■ **Exercise 1**: List each glycemic index category in the passage on the glycemic index, with the range given for it.
■ **Exercise 2**: According to the passage on the glycemic index, what does a rating of 100 represent?
■ **Exercise 3**: Return the part of the passage on the glycemic index starting with "Over time, the" and going on through "glucose is consumed.(2,3)".

■ **Given passage**:
*** Block opens ***

Type 2 diabetes usually develops gradually over several years, beginning when muscle and other cells stop responding to insulin. This condition, which is known as insulin resistance, causes sugar and insulin levels to remain high for longer periods after a meal.(1)
Over time, the increasing demands made on the insulin producing cells in the pancreas wears them out, and insulin production eventually stops.(1) So, foods that increase blood sugar levels by a large amount in a short span of time puts more stress on the body’s insulin production and can be detrimental in people with diabetes.
The glycemic index (GI) is a rating system for foods containing carbohydrates. It shows how quickly each food affects your blood sugar (glucose) level when that food is eaten on its own. The rating ranges from 0 to 100, with 100 representing the blood sugar rise when pure glucose is consumed.(2,3)

Low, medium & high GI

Foods can be classified into low glycemic index, medium glycemic index and high glycemic index in the following manner:(1)

  • Low-GI foods: Glycemic index < 55
  • Medium-GI foods: Glycemic index is 56-69
  • High -GI foods: Glycemic index is 70-100

 

A low glycemic index food will cause a slow, gradual increase in blood sugar levels and will maintain increased energy levels for a longer duration. A high glycemic index food will cause a quick upsurge in blood sugar levels, thus providing large amounts of energy for a short period of time. Foods with a high glycemic index, like white bread, are rapidly digested and cause substantial fluctuations in blood sugar. Foods with a low glycemic index, like whole oats, are digested more slowly, prompting a more gradual rise in blood sugar.(1,3)

*** Block closes ***

■ **Information shown**:
*** Block opens ***

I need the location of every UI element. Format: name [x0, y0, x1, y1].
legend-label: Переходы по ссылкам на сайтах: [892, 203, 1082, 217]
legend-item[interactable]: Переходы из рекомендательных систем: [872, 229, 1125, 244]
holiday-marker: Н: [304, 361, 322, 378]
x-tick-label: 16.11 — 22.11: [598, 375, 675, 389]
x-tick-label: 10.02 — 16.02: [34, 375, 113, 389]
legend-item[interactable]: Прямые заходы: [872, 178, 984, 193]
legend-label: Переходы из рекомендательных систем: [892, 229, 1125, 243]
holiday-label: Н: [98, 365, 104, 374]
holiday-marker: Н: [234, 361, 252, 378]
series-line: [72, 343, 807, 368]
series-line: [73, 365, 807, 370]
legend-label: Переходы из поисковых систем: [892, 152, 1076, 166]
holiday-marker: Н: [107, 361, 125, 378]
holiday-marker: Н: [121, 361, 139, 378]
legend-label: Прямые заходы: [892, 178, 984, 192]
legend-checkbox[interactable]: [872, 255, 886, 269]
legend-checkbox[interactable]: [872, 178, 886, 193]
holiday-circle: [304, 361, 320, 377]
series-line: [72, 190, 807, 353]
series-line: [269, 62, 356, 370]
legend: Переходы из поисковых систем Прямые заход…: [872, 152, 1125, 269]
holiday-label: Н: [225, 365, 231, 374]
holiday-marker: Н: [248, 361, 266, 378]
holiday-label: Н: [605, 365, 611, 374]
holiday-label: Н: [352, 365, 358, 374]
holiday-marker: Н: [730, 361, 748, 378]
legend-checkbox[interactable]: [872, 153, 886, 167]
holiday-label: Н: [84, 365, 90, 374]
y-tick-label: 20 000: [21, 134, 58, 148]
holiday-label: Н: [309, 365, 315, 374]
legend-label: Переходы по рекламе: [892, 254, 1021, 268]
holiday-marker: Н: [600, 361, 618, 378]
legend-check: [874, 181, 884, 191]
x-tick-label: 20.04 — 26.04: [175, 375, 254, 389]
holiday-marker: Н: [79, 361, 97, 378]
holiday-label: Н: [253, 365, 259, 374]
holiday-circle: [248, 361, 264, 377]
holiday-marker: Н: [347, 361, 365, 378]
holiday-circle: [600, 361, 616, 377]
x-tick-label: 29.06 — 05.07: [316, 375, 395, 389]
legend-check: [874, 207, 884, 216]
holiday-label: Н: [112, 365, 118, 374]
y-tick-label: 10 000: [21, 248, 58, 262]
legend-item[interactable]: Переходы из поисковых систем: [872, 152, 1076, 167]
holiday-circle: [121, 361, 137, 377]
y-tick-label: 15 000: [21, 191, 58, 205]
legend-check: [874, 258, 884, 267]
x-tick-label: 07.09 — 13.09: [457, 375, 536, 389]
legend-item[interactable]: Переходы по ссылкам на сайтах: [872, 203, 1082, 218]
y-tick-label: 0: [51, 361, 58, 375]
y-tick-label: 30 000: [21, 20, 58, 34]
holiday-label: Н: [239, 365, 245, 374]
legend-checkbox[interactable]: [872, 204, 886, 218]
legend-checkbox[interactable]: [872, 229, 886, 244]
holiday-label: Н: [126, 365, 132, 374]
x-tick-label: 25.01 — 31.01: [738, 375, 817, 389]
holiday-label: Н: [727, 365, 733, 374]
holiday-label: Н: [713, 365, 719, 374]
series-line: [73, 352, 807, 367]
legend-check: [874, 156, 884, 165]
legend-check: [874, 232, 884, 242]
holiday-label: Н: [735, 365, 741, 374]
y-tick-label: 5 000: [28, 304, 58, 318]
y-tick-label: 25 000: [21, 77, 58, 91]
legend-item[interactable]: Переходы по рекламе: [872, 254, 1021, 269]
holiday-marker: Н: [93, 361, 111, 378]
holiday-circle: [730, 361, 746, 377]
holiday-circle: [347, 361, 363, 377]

*** Block closes ***

■ **Answer box 1**:
- Low-GI foods: glycemic index < 55
- Medium-GI foods: glycemic index 56-69
- High-GI foods: glycemic index 70-100

■ **Answer box 2**: A rating of 100 represents the blood sugar rise when pure glucose is consumed.

■ **Answer box 3**:
Over time, the increasing demands made on the insulin producing cells in the pancreas wears them out, and insulin production eventually stops.(1) So, foods that increase blood sugar levels by a large amount in a short span of time puts more stress on the body’s insulin production and can be detrimental in people with diabetes.
The glycemic index (GI) is a rating system for foods containing carbohydrates. It shows how quickly each food affects your blood sugar (glucose) level when that food is eaten on its own. The rating ranges from 0 to 100, with 100 representing the blood sugar rise when pure glucose is consumed.(2,3)